What to work on ->
Pictures stay out of the copy; restate everything else in the material exactly.

[Saved entries]

* * * * * * *

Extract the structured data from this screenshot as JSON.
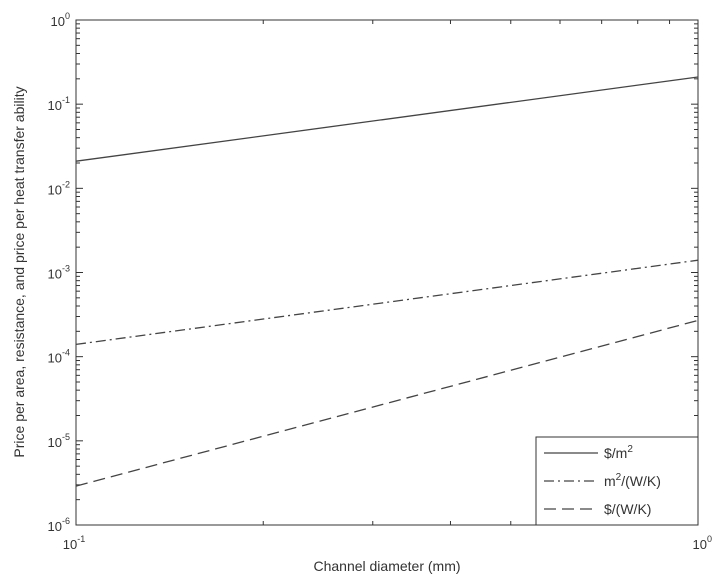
{
  "chart_data": {
    "type": "line",
    "xlabel": "Channel diameter (mm)",
    "ylabel": "Price per area, resistance, and price per heat transfer ability",
    "x_scale": "log",
    "y_scale": "log",
    "xlim": [
      0.1,
      1
    ],
    "ylim": [
      1e-06,
      1
    ],
    "x_ticks": [
      {
        "value": 0.1,
        "base": "10",
        "exp": "-1"
      },
      {
        "value": 1,
        "base": "10",
        "exp": "0"
      }
    ],
    "y_ticks": [
      {
        "value": 1e-06,
        "base": "10",
        "exp": "-6"
      },
      {
        "value": 1e-05,
        "base": "10",
        "exp": "-5"
      },
      {
        "value": 0.0001,
        "base": "10",
        "exp": "-4"
      },
      {
        "value": 0.001,
        "base": "10",
        "exp": "-3"
      },
      {
        "value": 0.01,
        "base": "10",
        "exp": "-2"
      },
      {
        "value": 0.1,
        "base": "10",
        "exp": "-1"
      },
      {
        "value": 1,
        "base": "10",
        "exp": "0"
      }
    ],
    "grid": false,
    "legend_position": "bottom-right",
    "series": [
      {
        "name_main": "$/m",
        "name_sup": "2",
        "name_after": "",
        "name_pre": "",
        "style": "solid",
        "x": [
          0.1,
          1
        ],
        "y": [
          0.021,
          0.21
        ]
      },
      {
        "name_pre": "m",
        "name_sup": "2",
        "name_after": "/(W/K)",
        "name_main": "",
        "style": "dashdot",
        "x": [
          0.1,
          1
        ],
        "y": [
          0.00014,
          0.0014
        ]
      },
      {
        "name_main": "$/(W/K)",
        "name_sup": "",
        "name_after": "",
        "name_pre": "",
        "style": "dashed",
        "x": [
          0.1,
          1
        ],
        "y": [
          2.9e-06,
          0.00027
        ]
      }
    ]
  }
}
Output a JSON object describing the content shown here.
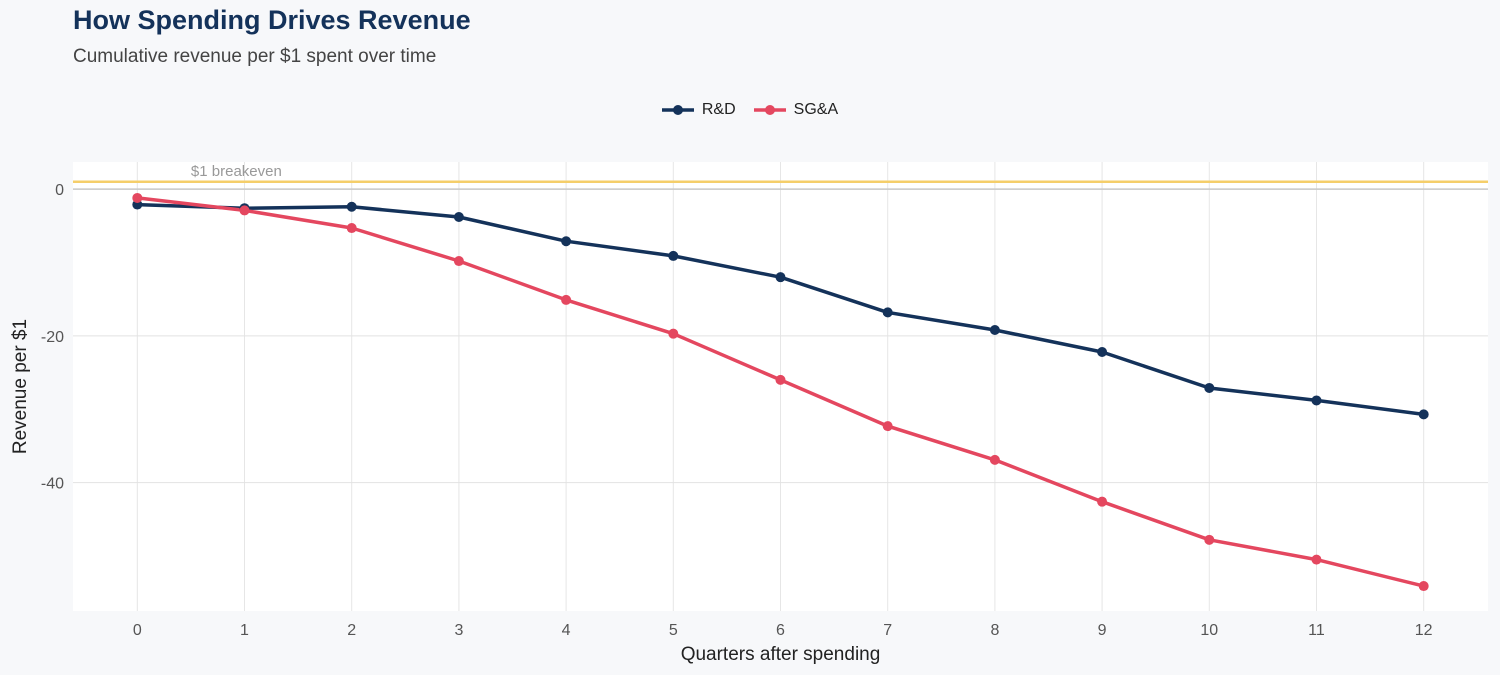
{
  "title": "How Spending Drives Revenue",
  "subtitle": "Cumulative revenue per $1 spent over time",
  "chart_data": {
    "type": "line",
    "xlabel": "Quarters after spending",
    "ylabel": "Revenue per $1",
    "x": [
      0,
      1,
      2,
      3,
      4,
      5,
      6,
      7,
      8,
      9,
      10,
      11,
      12
    ],
    "series": [
      {
        "name": "R&D",
        "color": "#14325a",
        "values": [
          -2.1,
          -2.6,
          -2.4,
          -3.8,
          -7.1,
          -9.1,
          -12.0,
          -16.8,
          -19.2,
          -22.2,
          -27.1,
          -28.8,
          -30.7
        ]
      },
      {
        "name": "SG&A",
        "color": "#e4475f",
        "values": [
          -1.2,
          -2.9,
          -5.3,
          -9.8,
          -15.1,
          -19.7,
          -26.0,
          -32.3,
          -36.9,
          -42.6,
          -47.8,
          -50.5,
          -54.1
        ]
      }
    ],
    "xlim": [
      -0.6,
      12.6
    ],
    "ylim": [
      -57.5,
      3.7
    ],
    "yticks": [
      0,
      -20,
      -40
    ],
    "reference_line": {
      "value": 1,
      "label": "$1 breakeven",
      "color": "#f5ce6a"
    },
    "zero_line": {
      "value": 0,
      "color": "#c8c8c8"
    },
    "legend_position": "top"
  }
}
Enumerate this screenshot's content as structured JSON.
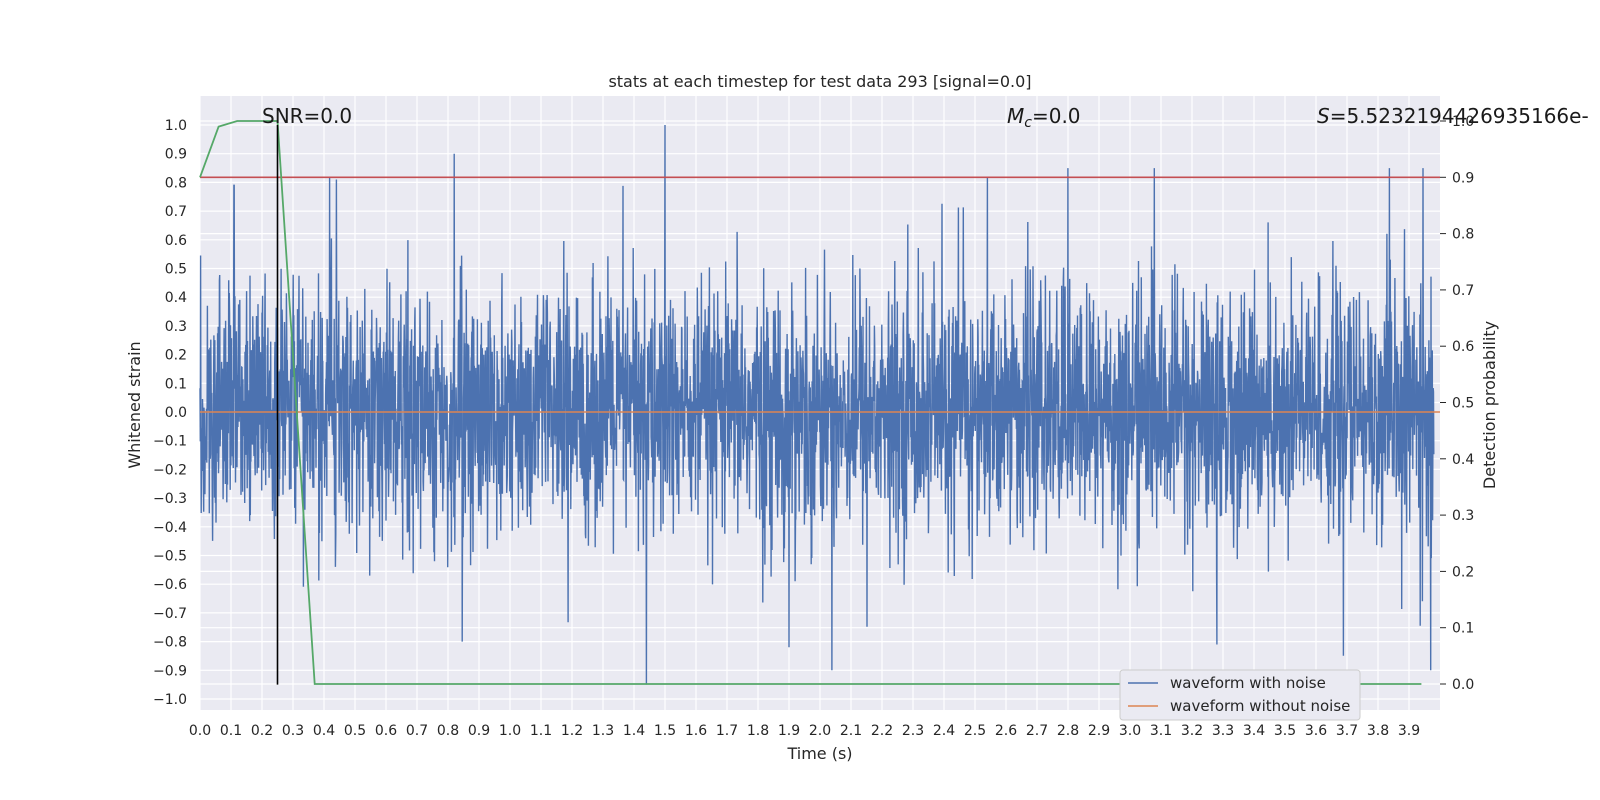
{
  "chart_data": {
    "type": "line",
    "title": "stats at each timestep for test data 293 [signal=0.0]",
    "xlabel": "Time (s)",
    "ylabel": "Whitened strain",
    "y2label": "Detection probability",
    "xlim": [
      0.0,
      4.0
    ],
    "ylim": [
      -1.05,
      1.1
    ],
    "y2lim": [
      -0.05,
      1.0
    ],
    "x_ticks": [
      "0.0",
      "0.1",
      "0.2",
      "0.3",
      "0.4",
      "0.5",
      "0.6",
      "0.7",
      "0.8",
      "0.9",
      "1.0",
      "1.1",
      "1.2",
      "1.3",
      "1.4",
      "1.5",
      "1.6",
      "1.7",
      "1.8",
      "1.9",
      "2.0",
      "2.1",
      "2.2",
      "2.3",
      "2.4",
      "2.5",
      "2.6",
      "2.7",
      "2.8",
      "2.9",
      "3.0",
      "3.1",
      "3.2",
      "3.3",
      "3.4",
      "3.5",
      "3.6",
      "3.7",
      "3.8",
      "3.9"
    ],
    "y_ticks": [
      "1.0",
      "0.9",
      "0.8",
      "0.7",
      "0.6",
      "0.5",
      "0.4",
      "0.3",
      "0.2",
      "0.1",
      "0.0",
      "−0.1",
      "−0.2",
      "−0.3",
      "−0.4",
      "−0.5",
      "−0.6",
      "−0.7",
      "−0.8",
      "−0.9",
      "−1.0"
    ],
    "y2_ticks": [
      "1.0",
      "0.9",
      "0.8",
      "0.7",
      "0.6",
      "0.5",
      "0.4",
      "0.3",
      "0.2",
      "0.1",
      "0.0"
    ],
    "annotations": {
      "snr": "SNR=0.0",
      "mc_symbol": "M",
      "mc_sub": "c",
      "mc_value": "=0.0",
      "s_symbol": "S",
      "s_value": "=5.523219442693516 6e-"
    },
    "annotation_text_exact": "S=5.5232194426935166e-",
    "series": [
      {
        "name": "waveform with noise",
        "color": "#4c72b0",
        "description_of_values": "dense whitened noise, roughly uniform envelope within about [-0.95, 1.0]",
        "notable_peaks": [
          {
            "x": 0.11,
            "y": 0.79
          },
          {
            "x": 0.44,
            "y": 0.81
          },
          {
            "x": 0.82,
            "y": 0.9
          },
          {
            "x": 1.5,
            "y": 1.0
          },
          {
            "x": 1.44,
            "y": -0.95
          },
          {
            "x": 2.8,
            "y": 0.85
          },
          {
            "x": 1.9,
            "y": -0.82
          },
          {
            "x": 3.28,
            "y": -0.81
          }
        ]
      },
      {
        "name": "waveform without noise",
        "color": "#dd8452",
        "x": [
          0.0,
          4.0
        ],
        "y": [
          0.0,
          0.0
        ]
      },
      {
        "axis": "right",
        "color": "#55a868",
        "x": [
          0.0,
          0.06,
          0.12,
          0.18,
          0.25,
          0.31,
          0.37,
          3.94
        ],
        "y": [
          0.9,
          0.99,
          1.0,
          1.0,
          1.0,
          0.5,
          0.0,
          0.0
        ]
      },
      {
        "axis": "right",
        "color": "#c44e52",
        "x": [
          0.0,
          4.0
        ],
        "y": [
          0.9,
          0.9
        ]
      }
    ],
    "vline": {
      "x": 0.25,
      "ymin": -0.95,
      "ymax": 1.0,
      "color": "#000000"
    },
    "grid": true,
    "legend_placement": "lower-right"
  }
}
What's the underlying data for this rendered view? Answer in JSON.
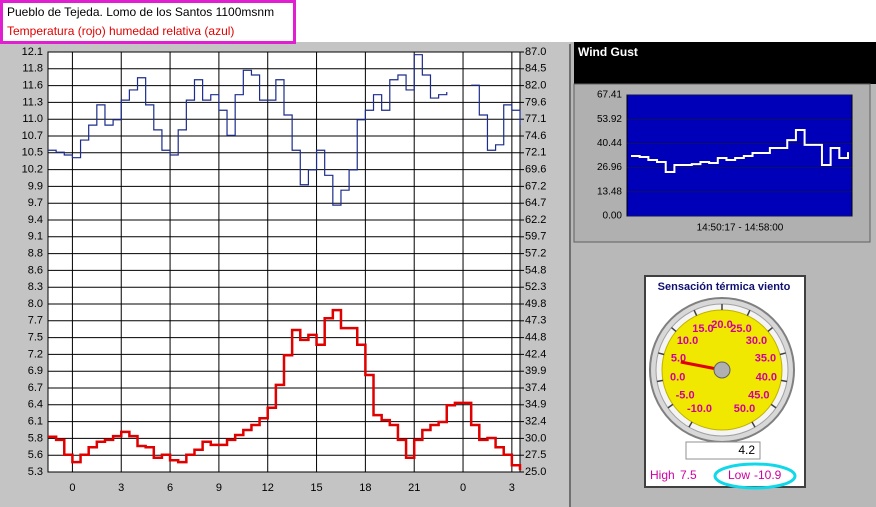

* * * * * * *

Full response ->
Extract the structured data from this screenshot as JSON.
{
  "chart_data": {
    "type": "line",
    "xlabel": "Channel diameter (mm)",
    "ylabel": "Price per area, resistance, and price per heat transfer ability",
    "x_scale": "log",
    "y_scale": "log",
    "xlim": [
      0.1,
      1
    ],
    "ylim": [
      1e-06,
      1
    ],
    "x_ticks": [
      {
        "value": 0.1,
        "base": "10",
        "exp": "-1"
      },
      {
        "value": 1,
        "base": "10",
        "exp": "0"
      }
    ],
    "y_ticks": [
      {
        "value": 1e-06,
        "base": "10",
        "exp": "-6"
      },
      {
        "value": 1e-05,
        "base": "10",
        "exp": "-5"
      },
      {
        "value": 0.0001,
        "base": "10",
        "exp": "-4"
      },
      {
        "value": 0.001,
        "base": "10",
        "exp": "-3"
      },
      {
        "value": 0.01,
        "base": "10",
        "exp": "-2"
      },
      {
        "value": 0.1,
        "base": "10",
        "exp": "-1"
      },
      {
        "value": 1,
        "base": "10",
        "exp": "0"
      }
    ],
    "grid": false,
    "legend_position": "bottom-right",
    "series": [
      {
        "name_main": "$/m",
        "name_sup": "2",
        "name_after": "",
        "name_pre": "",
        "style": "solid",
        "x": [
          0.1,
          1
        ],
        "y": [
          0.021,
          0.21
        ]
      },
      {
        "name_pre": "m",
        "name_sup": "2",
        "name_after": "/(W/K)",
        "name_main": "",
        "style": "dashdot",
        "x": [
          0.1,
          1
        ],
        "y": [
          0.00014,
          0.0014
        ]
      },
      {
        "name_main": "$/(W/K)",
        "name_sup": "",
        "name_after": "",
        "name_pre": "",
        "style": "dashed",
        "x": [
          0.1,
          1
        ],
        "y": [
          2.9e-06,
          0.00027
        ]
      }
    ]
  }
}
Output a JSON object describing the content shown here.
{
  "title": "How Spending Drives Revenue",
  "subtitle": "Cumulative revenue per $1 spent over time",
  "chart_data": {
    "type": "line",
    "xlabel": "Quarters after spending",
    "ylabel": "Revenue per $1",
    "x": [
      0,
      1,
      2,
      3,
      4,
      5,
      6,
      7,
      8,
      9,
      10,
      11,
      12
    ],
    "series": [
      {
        "name": "R&D",
        "color": "#14325a",
        "values": [
          -2.1,
          -2.6,
          -2.4,
          -3.8,
          -7.1,
          -9.1,
          -12.0,
          -16.8,
          -19.2,
          -22.2,
          -27.1,
          -28.8,
          -30.7
        ]
      },
      {
        "name": "SG&A",
        "color": "#e4475f",
        "values": [
          -1.2,
          -2.9,
          -5.3,
          -9.8,
          -15.1,
          -19.7,
          -26.0,
          -32.3,
          -36.9,
          -42.6,
          -47.8,
          -50.5,
          -54.1
        ]
      }
    ],
    "xlim": [
      -0.6,
      12.6
    ],
    "ylim": [
      -57.5,
      3.7
    ],
    "yticks": [
      0,
      -20,
      -40
    ],
    "reference_line": {
      "value": 1,
      "label": "$1 breakeven",
      "color": "#f5ce6a"
    },
    "zero_line": {
      "value": 0,
      "color": "#c8c8c8"
    },
    "legend_position": "top"
  }
}
Enumerate this screenshot's content as structured JSON.
{
  "chart_data": {
    "type": "line",
    "title": "stats at each timestep for test data 293 [signal=0.0]",
    "xlabel": "Time (s)",
    "ylabel": "Whitened strain",
    "y2label": "Detection probability",
    "xlim": [
      0.0,
      4.0
    ],
    "ylim": [
      -1.05,
      1.1
    ],
    "y2lim": [
      -0.05,
      1.0
    ],
    "x_ticks": [
      "0.0",
      "0.1",
      "0.2",
      "0.3",
      "0.4",
      "0.5",
      "0.6",
      "0.7",
      "0.8",
      "0.9",
      "1.0",
      "1.1",
      "1.2",
      "1.3",
      "1.4",
      "1.5",
      "1.6",
      "1.7",
      "1.8",
      "1.9",
      "2.0",
      "2.1",
      "2.2",
      "2.3",
      "2.4",
      "2.5",
      "2.6",
      "2.7",
      "2.8",
      "2.9",
      "3.0",
      "3.1",
      "3.2",
      "3.3",
      "3.4",
      "3.5",
      "3.6",
      "3.7",
      "3.8",
      "3.9"
    ],
    "y_ticks": [
      "1.0",
      "0.9",
      "0.8",
      "0.7",
      "0.6",
      "0.5",
      "0.4",
      "0.3",
      "0.2",
      "0.1",
      "0.0",
      "−0.1",
      "−0.2",
      "−0.3",
      "−0.4",
      "−0.5",
      "−0.6",
      "−0.7",
      "−0.8",
      "−0.9",
      "−1.0"
    ],
    "y2_ticks": [
      "1.0",
      "0.9",
      "0.8",
      "0.7",
      "0.6",
      "0.5",
      "0.4",
      "0.3",
      "0.2",
      "0.1",
      "0.0"
    ],
    "annotations": {
      "snr": "SNR=0.0",
      "mc_symbol": "M",
      "mc_sub": "c",
      "mc_value": "=0.0",
      "s_symbol": "S",
      "s_value": "=5.523219442693516 6e-"
    },
    "annotation_text_exact": "S=5.5232194426935166e-",
    "series": [
      {
        "name": "waveform with noise",
        "color": "#4c72b0",
        "description_of_values": "dense whitened noise, roughly uniform envelope within about [-0.95, 1.0]",
        "notable_peaks": [
          {
            "x": 0.11,
            "y": 0.79
          },
          {
            "x": 0.44,
            "y": 0.81
          },
          {
            "x": 0.82,
            "y": 0.9
          },
          {
            "x": 1.5,
            "y": 1.0
          },
          {
            "x": 1.44,
            "y": -0.95
          },
          {
            "x": 2.8,
            "y": 0.85
          },
          {
            "x": 1.9,
            "y": -0.82
          },
          {
            "x": 3.28,
            "y": -0.81
          }
        ]
      },
      {
        "name": "waveform without noise",
        "color": "#dd8452",
        "x": [
          0.0,
          4.0
        ],
        "y": [
          0.0,
          0.0
        ]
      },
      {
        "axis": "right",
        "color": "#55a868",
        "x": [
          0.0,
          0.06,
          0.12,
          0.18,
          0.25,
          0.31,
          0.37,
          3.94
        ],
        "y": [
          0.9,
          0.99,
          1.0,
          1.0,
          1.0,
          0.5,
          0.0,
          0.0
        ]
      },
      {
        "axis": "right",
        "color": "#c44e52",
        "x": [
          0.0,
          4.0
        ],
        "y": [
          0.9,
          0.9
        ]
      }
    ],
    "vline": {
      "x": 0.25,
      "ymin": -0.95,
      "ymax": 1.0,
      "color": "#000000"
    },
    "grid": true,
    "legend_placement": "lower-right"
  }
}
What's the underlying data for this rendered view? Answer in JSON.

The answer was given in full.